──────── RECORDS FOR THE EXERCISE

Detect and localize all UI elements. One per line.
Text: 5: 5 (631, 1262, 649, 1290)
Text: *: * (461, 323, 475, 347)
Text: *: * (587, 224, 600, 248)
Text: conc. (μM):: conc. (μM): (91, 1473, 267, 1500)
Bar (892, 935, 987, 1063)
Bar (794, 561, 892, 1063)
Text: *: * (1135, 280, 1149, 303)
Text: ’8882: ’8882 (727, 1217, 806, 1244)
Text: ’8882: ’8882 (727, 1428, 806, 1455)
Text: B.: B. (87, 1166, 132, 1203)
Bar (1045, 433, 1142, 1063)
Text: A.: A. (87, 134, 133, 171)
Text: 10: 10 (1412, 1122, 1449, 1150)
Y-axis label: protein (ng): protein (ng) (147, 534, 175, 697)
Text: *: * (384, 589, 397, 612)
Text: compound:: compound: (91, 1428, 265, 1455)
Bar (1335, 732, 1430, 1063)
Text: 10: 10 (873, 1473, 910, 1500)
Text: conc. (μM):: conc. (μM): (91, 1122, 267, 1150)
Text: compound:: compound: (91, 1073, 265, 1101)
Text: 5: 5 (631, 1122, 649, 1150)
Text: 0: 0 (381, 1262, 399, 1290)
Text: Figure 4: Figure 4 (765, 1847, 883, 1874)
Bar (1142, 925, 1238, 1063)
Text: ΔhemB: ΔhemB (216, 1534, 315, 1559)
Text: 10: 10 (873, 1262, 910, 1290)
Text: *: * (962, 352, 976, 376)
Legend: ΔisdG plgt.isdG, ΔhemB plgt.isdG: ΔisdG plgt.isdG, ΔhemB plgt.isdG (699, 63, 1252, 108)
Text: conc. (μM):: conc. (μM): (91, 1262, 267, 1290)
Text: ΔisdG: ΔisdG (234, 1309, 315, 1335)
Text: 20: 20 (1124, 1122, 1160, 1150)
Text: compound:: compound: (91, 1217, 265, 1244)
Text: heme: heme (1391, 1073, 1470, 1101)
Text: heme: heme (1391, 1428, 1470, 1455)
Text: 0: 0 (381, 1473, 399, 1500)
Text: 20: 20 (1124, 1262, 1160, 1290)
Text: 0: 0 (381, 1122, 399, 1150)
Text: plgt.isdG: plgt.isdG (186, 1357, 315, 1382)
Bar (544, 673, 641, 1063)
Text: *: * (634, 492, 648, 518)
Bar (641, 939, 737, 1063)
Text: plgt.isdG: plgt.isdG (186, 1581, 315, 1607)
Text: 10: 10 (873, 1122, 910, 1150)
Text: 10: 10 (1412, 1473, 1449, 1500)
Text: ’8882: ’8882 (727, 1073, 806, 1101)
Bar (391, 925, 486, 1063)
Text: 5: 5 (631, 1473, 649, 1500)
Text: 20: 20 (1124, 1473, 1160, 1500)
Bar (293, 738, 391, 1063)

────────────────

• TASK DETAILS: Write out every line of the records exactly.

• TASK RESULT:
Detect and localize all UI elements. One per line.
Text: 5: 5 (631, 1262, 649, 1290)
Text: *: * (461, 323, 475, 347)
Text: *: * (587, 224, 600, 248)
Text: conc. (μM):: conc. (μM): (91, 1473, 267, 1500)
Bar (892, 935, 987, 1063)
Bar (794, 561, 892, 1063)
Text: *: * (1135, 280, 1149, 303)
Text: ’8882: ’8882 (727, 1217, 806, 1244)
Text: ’8882: ’8882 (727, 1428, 806, 1455)
Text: B.: B. (87, 1166, 132, 1203)
Bar (1045, 433, 1142, 1063)
Text: A.: A. (87, 134, 133, 171)
Text: 10: 10 (1412, 1122, 1449, 1150)
Y-axis label: protein (ng): protein (ng) (147, 534, 175, 697)
Text: *: * (384, 589, 397, 612)
Text: compound:: compound: (91, 1428, 265, 1455)
Bar (1335, 732, 1430, 1063)
Text: 10: 10 (873, 1473, 910, 1500)
Text: conc. (μM):: conc. (μM): (91, 1122, 267, 1150)
Text: compound:: compound: (91, 1073, 265, 1101)
Text: 5: 5 (631, 1122, 649, 1150)
Text: 0: 0 (381, 1262, 399, 1290)
Text: Figure 4: Figure 4 (765, 1847, 883, 1874)
Bar (1142, 925, 1238, 1063)
Text: ΔhemB: ΔhemB (216, 1534, 315, 1559)
Text: 10: 10 (873, 1262, 910, 1290)
Text: *: * (962, 352, 976, 376)
Legend: ΔisdG plgt.isdG, ΔhemB plgt.isdG: ΔisdG plgt.isdG, ΔhemB plgt.isdG (699, 63, 1252, 108)
Text: conc. (μM):: conc. (μM): (91, 1262, 267, 1290)
Text: ΔisdG: ΔisdG (234, 1309, 315, 1335)
Text: 20: 20 (1124, 1122, 1160, 1150)
Text: compound:: compound: (91, 1217, 265, 1244)
Text: heme: heme (1391, 1073, 1470, 1101)
Text: heme: heme (1391, 1428, 1470, 1455)
Text: 0: 0 (381, 1473, 399, 1500)
Text: 20: 20 (1124, 1262, 1160, 1290)
Text: 0: 0 (381, 1122, 399, 1150)
Text: plgt.isdG: plgt.isdG (186, 1357, 315, 1382)
Bar (544, 673, 641, 1063)
Text: *: * (634, 492, 648, 518)
Bar (641, 939, 737, 1063)
Text: plgt.isdG: plgt.isdG (186, 1581, 315, 1607)
Text: 10: 10 (873, 1122, 910, 1150)
Text: 10: 10 (1412, 1473, 1449, 1500)
Text: ’8882: ’8882 (727, 1073, 806, 1101)
Bar (391, 925, 486, 1063)
Text: 5: 5 (631, 1473, 649, 1500)
Text: 20: 20 (1124, 1473, 1160, 1500)
Bar (293, 738, 391, 1063)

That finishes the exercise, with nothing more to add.